Data lines:
* * * * *
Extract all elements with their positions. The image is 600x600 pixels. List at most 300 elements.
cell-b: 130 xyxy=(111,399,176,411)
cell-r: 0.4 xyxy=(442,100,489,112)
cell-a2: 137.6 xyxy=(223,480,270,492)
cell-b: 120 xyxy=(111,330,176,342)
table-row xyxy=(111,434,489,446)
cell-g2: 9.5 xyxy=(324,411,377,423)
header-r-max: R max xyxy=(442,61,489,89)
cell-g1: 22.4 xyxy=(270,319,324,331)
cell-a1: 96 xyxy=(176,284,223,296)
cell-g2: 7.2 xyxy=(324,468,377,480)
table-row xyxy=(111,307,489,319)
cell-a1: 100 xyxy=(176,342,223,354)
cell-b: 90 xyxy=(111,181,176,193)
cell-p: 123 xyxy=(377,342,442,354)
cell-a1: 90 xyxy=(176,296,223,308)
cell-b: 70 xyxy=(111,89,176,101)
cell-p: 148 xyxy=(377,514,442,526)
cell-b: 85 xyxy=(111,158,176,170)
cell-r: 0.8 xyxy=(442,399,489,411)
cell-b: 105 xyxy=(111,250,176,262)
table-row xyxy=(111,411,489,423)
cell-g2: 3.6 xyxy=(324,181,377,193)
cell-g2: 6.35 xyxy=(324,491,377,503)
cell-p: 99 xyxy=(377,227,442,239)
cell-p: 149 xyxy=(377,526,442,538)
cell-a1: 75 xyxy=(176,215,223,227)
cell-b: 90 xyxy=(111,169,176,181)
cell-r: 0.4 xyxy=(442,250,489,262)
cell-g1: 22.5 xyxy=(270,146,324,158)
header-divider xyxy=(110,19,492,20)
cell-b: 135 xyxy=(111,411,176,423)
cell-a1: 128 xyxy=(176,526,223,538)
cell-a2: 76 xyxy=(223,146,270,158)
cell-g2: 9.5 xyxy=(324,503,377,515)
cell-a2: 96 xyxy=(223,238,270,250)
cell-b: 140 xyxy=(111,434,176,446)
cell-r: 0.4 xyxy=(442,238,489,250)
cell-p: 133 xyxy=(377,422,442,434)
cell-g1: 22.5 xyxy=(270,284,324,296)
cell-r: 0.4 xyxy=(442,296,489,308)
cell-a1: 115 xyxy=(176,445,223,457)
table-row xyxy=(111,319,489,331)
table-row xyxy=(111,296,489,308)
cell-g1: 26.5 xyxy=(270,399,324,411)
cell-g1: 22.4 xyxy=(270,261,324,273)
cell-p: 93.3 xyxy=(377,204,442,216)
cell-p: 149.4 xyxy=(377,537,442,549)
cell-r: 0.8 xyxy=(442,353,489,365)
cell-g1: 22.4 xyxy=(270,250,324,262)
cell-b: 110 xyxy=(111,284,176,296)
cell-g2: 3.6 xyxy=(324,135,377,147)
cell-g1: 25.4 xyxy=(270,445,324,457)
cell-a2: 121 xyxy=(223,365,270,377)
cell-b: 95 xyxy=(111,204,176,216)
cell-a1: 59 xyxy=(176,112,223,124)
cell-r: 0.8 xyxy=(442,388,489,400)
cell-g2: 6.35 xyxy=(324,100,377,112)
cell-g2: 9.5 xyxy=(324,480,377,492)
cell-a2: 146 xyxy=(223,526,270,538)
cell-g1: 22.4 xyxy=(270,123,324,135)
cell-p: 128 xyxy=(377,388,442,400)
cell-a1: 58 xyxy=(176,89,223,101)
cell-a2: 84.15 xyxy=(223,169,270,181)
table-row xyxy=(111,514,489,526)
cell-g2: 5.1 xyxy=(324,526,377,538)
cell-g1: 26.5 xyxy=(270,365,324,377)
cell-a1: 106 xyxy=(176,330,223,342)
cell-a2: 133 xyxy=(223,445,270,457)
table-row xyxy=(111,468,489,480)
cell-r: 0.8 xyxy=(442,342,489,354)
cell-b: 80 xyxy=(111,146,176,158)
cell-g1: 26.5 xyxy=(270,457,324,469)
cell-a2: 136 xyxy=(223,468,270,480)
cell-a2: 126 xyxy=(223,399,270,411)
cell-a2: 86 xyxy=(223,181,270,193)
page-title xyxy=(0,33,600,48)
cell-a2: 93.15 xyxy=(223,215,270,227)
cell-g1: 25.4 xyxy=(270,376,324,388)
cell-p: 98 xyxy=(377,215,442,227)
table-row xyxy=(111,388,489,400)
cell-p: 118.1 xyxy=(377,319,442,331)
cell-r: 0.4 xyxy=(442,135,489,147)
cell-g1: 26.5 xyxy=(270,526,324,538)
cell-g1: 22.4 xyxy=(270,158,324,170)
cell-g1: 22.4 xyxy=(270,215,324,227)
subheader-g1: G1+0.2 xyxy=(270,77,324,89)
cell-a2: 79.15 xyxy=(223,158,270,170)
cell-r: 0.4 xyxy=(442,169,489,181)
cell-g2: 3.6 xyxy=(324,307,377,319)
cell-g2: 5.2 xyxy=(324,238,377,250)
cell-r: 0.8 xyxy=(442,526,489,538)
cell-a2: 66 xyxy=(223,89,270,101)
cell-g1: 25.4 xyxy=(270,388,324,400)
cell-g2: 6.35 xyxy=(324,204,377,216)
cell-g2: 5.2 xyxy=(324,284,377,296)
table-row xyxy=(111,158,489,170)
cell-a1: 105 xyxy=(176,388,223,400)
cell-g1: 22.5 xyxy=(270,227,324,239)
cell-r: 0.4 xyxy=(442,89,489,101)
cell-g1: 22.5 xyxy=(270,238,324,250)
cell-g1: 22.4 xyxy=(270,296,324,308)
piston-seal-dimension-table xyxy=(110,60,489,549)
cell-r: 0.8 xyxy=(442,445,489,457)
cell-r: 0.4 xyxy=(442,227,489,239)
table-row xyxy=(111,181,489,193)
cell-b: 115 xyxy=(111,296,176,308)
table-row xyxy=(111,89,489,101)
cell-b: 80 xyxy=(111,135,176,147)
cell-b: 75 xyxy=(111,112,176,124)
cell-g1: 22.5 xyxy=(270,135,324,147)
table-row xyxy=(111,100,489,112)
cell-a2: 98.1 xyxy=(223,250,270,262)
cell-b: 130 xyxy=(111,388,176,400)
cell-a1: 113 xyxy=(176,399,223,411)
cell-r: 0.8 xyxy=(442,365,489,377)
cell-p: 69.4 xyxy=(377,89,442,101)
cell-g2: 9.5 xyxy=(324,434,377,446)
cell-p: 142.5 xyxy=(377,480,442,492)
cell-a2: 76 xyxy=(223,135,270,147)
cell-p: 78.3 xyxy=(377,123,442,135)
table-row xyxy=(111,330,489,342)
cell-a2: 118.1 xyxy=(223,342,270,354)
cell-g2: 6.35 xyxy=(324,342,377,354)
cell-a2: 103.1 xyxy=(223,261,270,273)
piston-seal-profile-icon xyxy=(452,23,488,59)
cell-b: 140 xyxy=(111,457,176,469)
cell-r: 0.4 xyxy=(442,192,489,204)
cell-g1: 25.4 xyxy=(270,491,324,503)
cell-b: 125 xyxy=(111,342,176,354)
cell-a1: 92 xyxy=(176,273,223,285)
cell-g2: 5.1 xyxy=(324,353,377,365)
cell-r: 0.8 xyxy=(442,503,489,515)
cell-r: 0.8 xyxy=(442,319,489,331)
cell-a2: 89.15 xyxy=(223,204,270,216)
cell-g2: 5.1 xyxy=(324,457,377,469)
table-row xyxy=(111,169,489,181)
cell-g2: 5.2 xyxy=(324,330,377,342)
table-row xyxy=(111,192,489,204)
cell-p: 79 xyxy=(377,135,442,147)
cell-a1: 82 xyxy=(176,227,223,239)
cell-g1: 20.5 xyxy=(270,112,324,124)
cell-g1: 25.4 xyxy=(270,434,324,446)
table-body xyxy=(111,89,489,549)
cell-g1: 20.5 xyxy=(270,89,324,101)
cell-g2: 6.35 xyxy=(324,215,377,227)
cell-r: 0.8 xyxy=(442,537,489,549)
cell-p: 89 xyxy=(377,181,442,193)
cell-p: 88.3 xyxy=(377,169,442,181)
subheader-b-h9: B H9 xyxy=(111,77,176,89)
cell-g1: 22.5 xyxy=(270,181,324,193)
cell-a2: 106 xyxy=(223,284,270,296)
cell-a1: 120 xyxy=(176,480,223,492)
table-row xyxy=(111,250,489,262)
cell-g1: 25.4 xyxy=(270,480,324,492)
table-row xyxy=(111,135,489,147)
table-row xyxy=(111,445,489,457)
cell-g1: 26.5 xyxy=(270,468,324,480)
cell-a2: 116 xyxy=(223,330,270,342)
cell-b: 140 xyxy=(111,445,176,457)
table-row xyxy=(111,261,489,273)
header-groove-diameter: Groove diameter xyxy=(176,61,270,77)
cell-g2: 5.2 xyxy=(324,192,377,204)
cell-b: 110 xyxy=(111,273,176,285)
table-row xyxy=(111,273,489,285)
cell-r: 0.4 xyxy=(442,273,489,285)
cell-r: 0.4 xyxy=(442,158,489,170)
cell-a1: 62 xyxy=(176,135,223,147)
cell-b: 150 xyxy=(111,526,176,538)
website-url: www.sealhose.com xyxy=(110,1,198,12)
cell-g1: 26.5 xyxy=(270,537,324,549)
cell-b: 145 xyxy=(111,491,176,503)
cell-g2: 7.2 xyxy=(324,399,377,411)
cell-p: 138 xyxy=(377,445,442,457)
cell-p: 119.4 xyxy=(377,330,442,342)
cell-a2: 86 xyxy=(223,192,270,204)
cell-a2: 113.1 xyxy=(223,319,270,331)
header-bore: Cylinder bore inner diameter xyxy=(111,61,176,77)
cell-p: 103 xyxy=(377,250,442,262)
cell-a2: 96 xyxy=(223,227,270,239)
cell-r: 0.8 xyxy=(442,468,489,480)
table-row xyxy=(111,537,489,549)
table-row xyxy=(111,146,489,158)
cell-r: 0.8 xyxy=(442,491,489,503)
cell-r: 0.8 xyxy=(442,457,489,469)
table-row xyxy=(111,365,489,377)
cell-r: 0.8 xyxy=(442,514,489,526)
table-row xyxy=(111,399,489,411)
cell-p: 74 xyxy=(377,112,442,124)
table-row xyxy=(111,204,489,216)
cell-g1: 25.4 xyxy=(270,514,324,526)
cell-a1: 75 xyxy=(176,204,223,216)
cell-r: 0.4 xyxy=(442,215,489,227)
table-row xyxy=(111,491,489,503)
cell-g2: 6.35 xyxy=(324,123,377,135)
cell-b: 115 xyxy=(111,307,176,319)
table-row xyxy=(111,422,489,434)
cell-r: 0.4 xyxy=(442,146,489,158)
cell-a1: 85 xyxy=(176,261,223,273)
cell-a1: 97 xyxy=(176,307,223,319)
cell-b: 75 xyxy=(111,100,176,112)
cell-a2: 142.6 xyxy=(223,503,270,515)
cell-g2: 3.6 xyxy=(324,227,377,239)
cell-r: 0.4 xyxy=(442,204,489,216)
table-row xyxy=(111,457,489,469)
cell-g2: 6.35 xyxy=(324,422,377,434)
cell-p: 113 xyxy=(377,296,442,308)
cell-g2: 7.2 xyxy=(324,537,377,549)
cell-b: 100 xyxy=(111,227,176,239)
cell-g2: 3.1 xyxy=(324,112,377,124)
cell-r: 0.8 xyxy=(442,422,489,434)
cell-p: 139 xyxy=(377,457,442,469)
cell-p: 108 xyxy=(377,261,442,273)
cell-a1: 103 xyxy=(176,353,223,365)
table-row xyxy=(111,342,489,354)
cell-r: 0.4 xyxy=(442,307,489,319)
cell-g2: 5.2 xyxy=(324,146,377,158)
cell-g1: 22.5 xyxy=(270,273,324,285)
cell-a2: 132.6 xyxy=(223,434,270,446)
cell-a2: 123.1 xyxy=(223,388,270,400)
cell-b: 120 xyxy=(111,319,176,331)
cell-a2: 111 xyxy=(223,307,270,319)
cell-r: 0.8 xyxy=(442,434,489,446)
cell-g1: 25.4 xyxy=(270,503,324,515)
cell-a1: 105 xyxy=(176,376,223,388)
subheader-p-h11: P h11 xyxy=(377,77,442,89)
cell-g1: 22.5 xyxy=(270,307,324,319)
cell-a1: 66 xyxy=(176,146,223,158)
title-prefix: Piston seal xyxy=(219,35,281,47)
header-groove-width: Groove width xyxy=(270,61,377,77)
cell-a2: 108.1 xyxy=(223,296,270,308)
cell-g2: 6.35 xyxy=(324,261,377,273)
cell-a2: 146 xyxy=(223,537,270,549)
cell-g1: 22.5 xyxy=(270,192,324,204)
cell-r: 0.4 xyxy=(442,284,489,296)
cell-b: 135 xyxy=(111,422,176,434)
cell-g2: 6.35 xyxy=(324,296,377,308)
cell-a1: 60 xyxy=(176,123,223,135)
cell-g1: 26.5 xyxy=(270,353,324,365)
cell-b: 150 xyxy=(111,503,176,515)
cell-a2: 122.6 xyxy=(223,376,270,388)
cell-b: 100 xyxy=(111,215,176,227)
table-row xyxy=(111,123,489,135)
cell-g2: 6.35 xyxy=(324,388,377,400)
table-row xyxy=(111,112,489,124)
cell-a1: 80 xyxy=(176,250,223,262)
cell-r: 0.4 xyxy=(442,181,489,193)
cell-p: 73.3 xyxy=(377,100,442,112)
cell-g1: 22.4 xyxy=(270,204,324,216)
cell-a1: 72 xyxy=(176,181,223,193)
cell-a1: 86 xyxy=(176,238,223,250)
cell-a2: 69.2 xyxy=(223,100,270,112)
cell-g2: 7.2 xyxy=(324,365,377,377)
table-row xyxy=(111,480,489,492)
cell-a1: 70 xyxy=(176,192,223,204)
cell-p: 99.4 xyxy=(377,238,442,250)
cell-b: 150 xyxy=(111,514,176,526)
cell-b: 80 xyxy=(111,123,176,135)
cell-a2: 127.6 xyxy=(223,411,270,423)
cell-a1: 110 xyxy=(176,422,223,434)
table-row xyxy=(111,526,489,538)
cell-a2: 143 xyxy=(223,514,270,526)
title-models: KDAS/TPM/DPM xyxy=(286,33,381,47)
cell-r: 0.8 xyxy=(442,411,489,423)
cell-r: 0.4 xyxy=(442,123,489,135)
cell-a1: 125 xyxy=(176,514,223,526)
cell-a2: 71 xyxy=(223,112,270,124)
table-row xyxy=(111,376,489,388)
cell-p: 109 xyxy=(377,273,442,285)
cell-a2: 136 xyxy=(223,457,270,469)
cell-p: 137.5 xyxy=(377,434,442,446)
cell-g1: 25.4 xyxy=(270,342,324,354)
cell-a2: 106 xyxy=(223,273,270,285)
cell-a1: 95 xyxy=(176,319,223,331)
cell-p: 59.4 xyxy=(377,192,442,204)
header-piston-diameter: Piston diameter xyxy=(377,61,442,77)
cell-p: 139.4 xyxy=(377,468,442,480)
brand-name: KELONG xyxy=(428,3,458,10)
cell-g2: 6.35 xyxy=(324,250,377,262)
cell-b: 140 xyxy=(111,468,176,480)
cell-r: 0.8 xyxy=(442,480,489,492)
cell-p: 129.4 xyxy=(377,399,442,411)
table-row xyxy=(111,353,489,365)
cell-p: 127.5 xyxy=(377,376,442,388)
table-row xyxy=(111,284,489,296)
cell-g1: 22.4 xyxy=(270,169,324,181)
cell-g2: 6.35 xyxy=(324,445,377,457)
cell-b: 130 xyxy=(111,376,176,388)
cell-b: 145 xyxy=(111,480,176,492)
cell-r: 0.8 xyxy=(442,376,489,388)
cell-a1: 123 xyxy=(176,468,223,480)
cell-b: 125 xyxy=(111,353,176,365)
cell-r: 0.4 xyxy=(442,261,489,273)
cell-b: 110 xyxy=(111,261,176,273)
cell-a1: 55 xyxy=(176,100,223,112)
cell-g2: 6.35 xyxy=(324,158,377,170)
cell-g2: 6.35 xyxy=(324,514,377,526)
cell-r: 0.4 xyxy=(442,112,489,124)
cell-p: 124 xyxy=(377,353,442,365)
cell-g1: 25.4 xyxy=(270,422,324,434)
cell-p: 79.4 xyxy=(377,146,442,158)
* * * * *
Reproduce the listing word for word from its first line through the line containing "table-row xyxy=(111,296,489,308)", inclusive.

Written reply:
Extract all elements with their positions. The image is 600x600 pixels. List at most 300 elements.
cell-b: 130 xyxy=(111,399,176,411)
cell-r: 0.4 xyxy=(442,100,489,112)
cell-a2: 137.6 xyxy=(223,480,270,492)
cell-b: 120 xyxy=(111,330,176,342)
table-row xyxy=(111,434,489,446)
cell-g2: 9.5 xyxy=(324,411,377,423)
header-r-max: R max xyxy=(442,61,489,89)
cell-g1: 22.4 xyxy=(270,319,324,331)
cell-a1: 96 xyxy=(176,284,223,296)
cell-g2: 7.2 xyxy=(324,468,377,480)
table-row xyxy=(111,307,489,319)
cell-a1: 100 xyxy=(176,342,223,354)
cell-b: 90 xyxy=(111,181,176,193)
cell-p: 123 xyxy=(377,342,442,354)
cell-a1: 90 xyxy=(176,296,223,308)
cell-b: 70 xyxy=(111,89,176,101)
cell-p: 148 xyxy=(377,514,442,526)
cell-b: 85 xyxy=(111,158,176,170)
cell-r: 0.8 xyxy=(442,399,489,411)
cell-b: 105 xyxy=(111,250,176,262)
table-row xyxy=(111,411,489,423)
cell-g2: 3.6 xyxy=(324,181,377,193)
cell-g2: 6.35 xyxy=(324,491,377,503)
cell-p: 99 xyxy=(377,227,442,239)
cell-p: 149 xyxy=(377,526,442,538)
cell-a1: 75 xyxy=(176,215,223,227)
cell-b: 90 xyxy=(111,169,176,181)
cell-r: 0.4 xyxy=(442,250,489,262)
cell-g1: 22.5 xyxy=(270,146,324,158)
header-divider xyxy=(110,19,492,20)
cell-b: 135 xyxy=(111,411,176,423)
cell-a1: 128 xyxy=(176,526,223,538)
cell-a2: 76 xyxy=(223,146,270,158)
cell-g2: 9.5 xyxy=(324,503,377,515)
cell-a2: 96 xyxy=(223,238,270,250)
cell-b: 140 xyxy=(111,434,176,446)
cell-r: 0.4 xyxy=(442,238,489,250)
cell-p: 133 xyxy=(377,422,442,434)
cell-g1: 22.5 xyxy=(270,284,324,296)
cell-r: 0.4 xyxy=(442,296,489,308)
cell-a1: 115 xyxy=(176,445,223,457)
table-row xyxy=(111,319,489,331)
table-row xyxy=(111,296,489,308)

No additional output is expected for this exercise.